=== GIVEN EXERCISE ===
Take from the listing each line that has the string "order".
+++ EXCERPTED DATA +++
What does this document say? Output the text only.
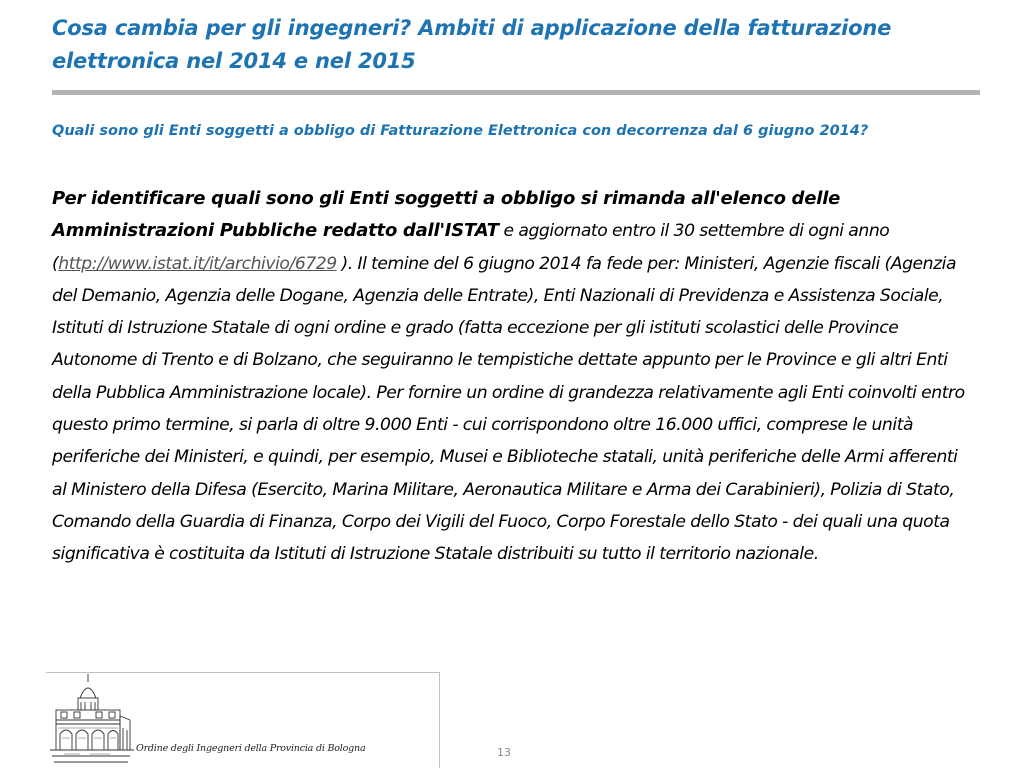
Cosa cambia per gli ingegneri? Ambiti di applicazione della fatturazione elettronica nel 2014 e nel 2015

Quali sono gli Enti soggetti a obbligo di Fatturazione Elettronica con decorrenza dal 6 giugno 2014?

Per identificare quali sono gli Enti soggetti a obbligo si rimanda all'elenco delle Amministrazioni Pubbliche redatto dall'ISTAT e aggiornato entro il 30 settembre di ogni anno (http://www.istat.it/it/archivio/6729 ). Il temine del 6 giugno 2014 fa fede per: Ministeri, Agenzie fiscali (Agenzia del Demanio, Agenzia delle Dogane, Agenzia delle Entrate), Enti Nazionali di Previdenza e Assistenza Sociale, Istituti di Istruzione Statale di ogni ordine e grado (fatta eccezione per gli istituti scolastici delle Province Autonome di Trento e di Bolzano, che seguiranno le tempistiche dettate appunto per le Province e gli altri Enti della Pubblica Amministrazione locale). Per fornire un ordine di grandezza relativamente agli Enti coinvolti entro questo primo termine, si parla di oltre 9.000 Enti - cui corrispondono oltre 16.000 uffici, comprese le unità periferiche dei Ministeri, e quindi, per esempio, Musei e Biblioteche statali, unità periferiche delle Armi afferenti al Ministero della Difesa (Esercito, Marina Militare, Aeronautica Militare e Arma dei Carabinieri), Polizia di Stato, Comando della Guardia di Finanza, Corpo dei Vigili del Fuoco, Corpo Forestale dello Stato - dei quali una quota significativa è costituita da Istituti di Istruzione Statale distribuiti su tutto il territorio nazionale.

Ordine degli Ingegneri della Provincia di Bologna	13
+++
+++ EXCERPTED DATA +++
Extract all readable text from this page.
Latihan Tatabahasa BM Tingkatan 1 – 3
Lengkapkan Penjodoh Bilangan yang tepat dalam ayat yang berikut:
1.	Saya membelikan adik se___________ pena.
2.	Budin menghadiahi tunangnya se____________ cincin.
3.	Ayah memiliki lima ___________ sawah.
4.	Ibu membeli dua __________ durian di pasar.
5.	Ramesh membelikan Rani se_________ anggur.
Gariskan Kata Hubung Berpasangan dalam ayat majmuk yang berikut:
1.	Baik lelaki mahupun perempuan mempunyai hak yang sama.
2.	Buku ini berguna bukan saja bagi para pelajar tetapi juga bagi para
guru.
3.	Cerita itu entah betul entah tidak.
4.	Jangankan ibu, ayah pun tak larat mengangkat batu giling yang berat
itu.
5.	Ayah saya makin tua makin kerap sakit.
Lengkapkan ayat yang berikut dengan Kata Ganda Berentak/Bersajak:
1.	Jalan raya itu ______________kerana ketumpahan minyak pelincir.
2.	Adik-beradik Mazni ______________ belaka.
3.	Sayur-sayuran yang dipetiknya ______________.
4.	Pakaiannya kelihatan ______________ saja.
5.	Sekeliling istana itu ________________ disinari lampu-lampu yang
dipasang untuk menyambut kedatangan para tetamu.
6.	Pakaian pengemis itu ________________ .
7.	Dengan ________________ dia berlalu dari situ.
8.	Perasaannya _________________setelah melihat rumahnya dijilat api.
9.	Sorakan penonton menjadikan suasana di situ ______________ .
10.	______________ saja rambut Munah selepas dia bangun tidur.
+++
+++ EXCERPTED DATA +++
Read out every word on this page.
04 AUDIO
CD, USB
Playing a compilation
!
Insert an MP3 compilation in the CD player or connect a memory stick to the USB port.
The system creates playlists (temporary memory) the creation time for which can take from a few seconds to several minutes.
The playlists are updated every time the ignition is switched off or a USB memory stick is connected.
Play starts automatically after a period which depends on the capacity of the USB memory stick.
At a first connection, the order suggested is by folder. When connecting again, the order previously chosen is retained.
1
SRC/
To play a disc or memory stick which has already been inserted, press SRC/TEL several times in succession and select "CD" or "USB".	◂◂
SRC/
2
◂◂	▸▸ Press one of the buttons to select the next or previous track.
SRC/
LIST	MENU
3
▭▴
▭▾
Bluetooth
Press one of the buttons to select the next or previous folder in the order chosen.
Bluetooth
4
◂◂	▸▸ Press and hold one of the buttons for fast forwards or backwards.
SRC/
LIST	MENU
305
+++
=== RESPONSE TO THIS EXERCISE ===
At a first connection, the order suggested is by folder. When connecting again, the order previously chosen is retained.
Press one of the buttons to select the next or previous folder in the order chosen.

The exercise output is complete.